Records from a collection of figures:
────
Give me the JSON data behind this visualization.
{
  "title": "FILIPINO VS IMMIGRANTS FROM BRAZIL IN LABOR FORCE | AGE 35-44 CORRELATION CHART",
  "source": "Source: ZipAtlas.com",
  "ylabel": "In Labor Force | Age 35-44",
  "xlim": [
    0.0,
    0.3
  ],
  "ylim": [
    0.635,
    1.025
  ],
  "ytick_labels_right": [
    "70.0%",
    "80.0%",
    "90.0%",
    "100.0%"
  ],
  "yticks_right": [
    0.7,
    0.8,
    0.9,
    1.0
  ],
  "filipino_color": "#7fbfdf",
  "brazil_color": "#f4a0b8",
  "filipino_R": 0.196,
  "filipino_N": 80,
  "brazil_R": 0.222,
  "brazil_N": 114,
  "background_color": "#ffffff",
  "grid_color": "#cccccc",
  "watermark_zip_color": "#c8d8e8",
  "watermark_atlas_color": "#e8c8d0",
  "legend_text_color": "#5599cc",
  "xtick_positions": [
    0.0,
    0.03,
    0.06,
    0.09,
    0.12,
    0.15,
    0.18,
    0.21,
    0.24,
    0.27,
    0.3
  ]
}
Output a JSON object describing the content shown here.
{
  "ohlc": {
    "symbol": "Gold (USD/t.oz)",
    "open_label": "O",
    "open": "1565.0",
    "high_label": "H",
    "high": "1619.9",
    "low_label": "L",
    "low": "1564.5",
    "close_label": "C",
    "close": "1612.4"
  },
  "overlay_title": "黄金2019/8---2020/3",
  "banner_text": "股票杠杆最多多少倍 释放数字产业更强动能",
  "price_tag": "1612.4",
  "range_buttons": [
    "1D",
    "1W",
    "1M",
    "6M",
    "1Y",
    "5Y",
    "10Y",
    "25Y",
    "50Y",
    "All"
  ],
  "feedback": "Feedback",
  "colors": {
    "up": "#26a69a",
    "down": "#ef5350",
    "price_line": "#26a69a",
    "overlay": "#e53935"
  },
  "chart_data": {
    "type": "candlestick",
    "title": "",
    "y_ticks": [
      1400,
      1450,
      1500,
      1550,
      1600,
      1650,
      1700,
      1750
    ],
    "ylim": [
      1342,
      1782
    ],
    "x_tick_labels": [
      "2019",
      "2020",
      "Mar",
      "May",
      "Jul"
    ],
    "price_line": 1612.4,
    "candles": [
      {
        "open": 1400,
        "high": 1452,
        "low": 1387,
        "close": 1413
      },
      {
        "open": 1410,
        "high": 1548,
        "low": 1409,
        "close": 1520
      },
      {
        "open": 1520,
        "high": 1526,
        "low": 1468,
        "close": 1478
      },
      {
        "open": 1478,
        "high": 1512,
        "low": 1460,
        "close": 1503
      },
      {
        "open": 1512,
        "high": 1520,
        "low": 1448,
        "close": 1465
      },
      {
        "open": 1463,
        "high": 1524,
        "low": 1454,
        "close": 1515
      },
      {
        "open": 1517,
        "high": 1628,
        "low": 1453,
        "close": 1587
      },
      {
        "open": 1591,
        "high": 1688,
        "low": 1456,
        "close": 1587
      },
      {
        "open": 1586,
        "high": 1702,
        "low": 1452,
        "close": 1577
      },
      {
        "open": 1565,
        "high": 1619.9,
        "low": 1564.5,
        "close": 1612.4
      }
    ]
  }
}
────
Print back all the lines verbatim.

--- WRITTEN REPLY ---
Give me the JSON data behind this visualization.
{
  "title": "FILIPINO VS IMMIGRANTS FROM BRAZIL IN LABOR FORCE | AGE 35-44 CORRELATION CHART",
  "source": "Source: ZipAtlas.com",
  "ylabel": "In Labor Force | Age 35-44",
  "xlim": [
    0.0,
    0.3
  ],
  "ylim": [
    0.635,
    1.025
  ],
  "ytick_labels_right": [
    "70.0%",
    "80.0%",
    "90.0%",
    "100.0%"
  ],
  "yticks_right": [
    0.7,
    0.8,
    0.9,
    1.0
  ],
  "filipino_color": "#7fbfdf",
  "brazil_color": "#f4a0b8",
  "filipino_R": 0.196,
  "filipino_N": 80,
  "brazil_R": 0.222,
  "brazil_N": 114,
  "background_color": "#ffffff",
  "grid_color": "#cccccc",
  "watermark_zip_color": "#c8d8e8",
  "watermark_atlas_color": "#e8c8d0",
  "legend_text_color": "#5599cc",
  "xtick_positions": [
    0.0,
    0.03,
    0.06,
    0.09,
    0.12,
    0.15,
    0.18,
    0.21,
    0.24,
    0.27,
    0.3
  ]
}
Output a JSON object describing the content shown here.
{
  "ohlc": {
    "symbol": "Gold (USD/t.oz)",
    "open_label": "O",
    "open": "1565.0",
    "high_label": "H",
    "high": "1619.9",
    "low_label": "L",
    "low": "1564.5",
    "close_label": "C",
    "close": "1612.4"
  },
  "overlay_title": "黄金2019/8---2020/3",
  "banner_text": "股票杠杆最多多少倍 释放数字产业更强动能",
  "price_tag": "1612.4",
  "range_buttons": [
    "1D",
    "1W",
    "1M",
    "6M",
    "1Y",
    "5Y",
    "10Y",
    "25Y",
    "50Y",
    "All"
  ],
  "feedback": "Feedback",
  "colors": {
    "up": "#26a69a",
    "down": "#ef5350",
    "price_line": "#26a69a",
    "overlay": "#e53935"
  },
  "chart_data": {
    "type": "candlestick",
    "title": "",
    "y_ticks": [
      1400,
      1450,
      1500,
      1550,
      1600,
      1650,
      1700,
      1750
    ],
    "ylim": [
      1342,
      1782
    ],
    "x_tick_labels": [
      "2019",
      "2020",
      "Mar",
      "May",
      "Jul"
    ],
    "price_line": 1612.4,
    "candles": [
      {
        "open": 1400,
        "high": 1452,
        "low": 1387,
        "close": 1413
      },
      {
        "open": 1410,
        "high": 1548,
        "low": 1409,
        "close": 1520
      },
      {
        "open": 1520,
        "high": 1526,
        "low": 1468,
        "close": 1478
      },
      {
        "open": 1478,
        "high": 1512,
        "low": 1460,
        "close": 1503
      },
      {
        "open": 1512,
        "high": 1520,
        "low": 1448,
        "close": 1465
      },
      {
        "open": 1463,
        "high": 1524,
        "low": 1454,
        "close": 1515
      },
      {
        "open": 1517,
        "high": 1628,
        "low": 1453,
        "close": 1587
      },
      {
        "open": 1591,
        "high": 1688,
        "low": 1456,
        "close": 1587
      },
      {
        "open": 1586,
        "high": 1702,
        "low": 1452,
        "close": 1577
      },
      {
        "open": 1565,
        "high": 1619.9,
        "low": 1564.5,
        "close": 1612.4
      }
    ]
  }
}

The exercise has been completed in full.